## Instruction
Output all lines exactly, with nothing added or dropped.

---+---

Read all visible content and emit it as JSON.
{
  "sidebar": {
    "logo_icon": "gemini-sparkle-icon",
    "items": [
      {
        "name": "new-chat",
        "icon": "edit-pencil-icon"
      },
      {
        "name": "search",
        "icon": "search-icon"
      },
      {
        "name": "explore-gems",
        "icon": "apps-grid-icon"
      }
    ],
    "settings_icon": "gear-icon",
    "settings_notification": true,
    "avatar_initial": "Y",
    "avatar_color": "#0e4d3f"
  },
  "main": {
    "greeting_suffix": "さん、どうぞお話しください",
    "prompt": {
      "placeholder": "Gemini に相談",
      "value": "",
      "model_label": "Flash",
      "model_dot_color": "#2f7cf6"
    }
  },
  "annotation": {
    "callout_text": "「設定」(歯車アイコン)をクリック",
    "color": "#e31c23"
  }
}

---+---

## Solution
Read all visible content and emit it as JSON.
{
  "sidebar": {
    "logo_icon": "gemini-sparkle-icon",
    "items": [
      {
        "name": "new-chat",
        "icon": "edit-pencil-icon"
      },
      {
        "name": "search",
        "icon": "search-icon"
      },
      {
        "name": "explore-gems",
        "icon": "apps-grid-icon"
      }
    ],
    "settings_icon": "gear-icon",
    "settings_notification": true,
    "avatar_initial": "Y",
    "avatar_color": "#0e4d3f"
  },
  "main": {
    "greeting_suffix": "さん、どうぞお話しください",
    "prompt": {
      "placeholder": "Gemini に相談",
      "value": "",
      "model_label": "Flash",
      "model_dot_color": "#2f7cf6"
    }
  },
  "annotation": {
    "callout_text": "「設定」(歯車アイコン)をクリック",
    "color": "#e31c23"
  }
}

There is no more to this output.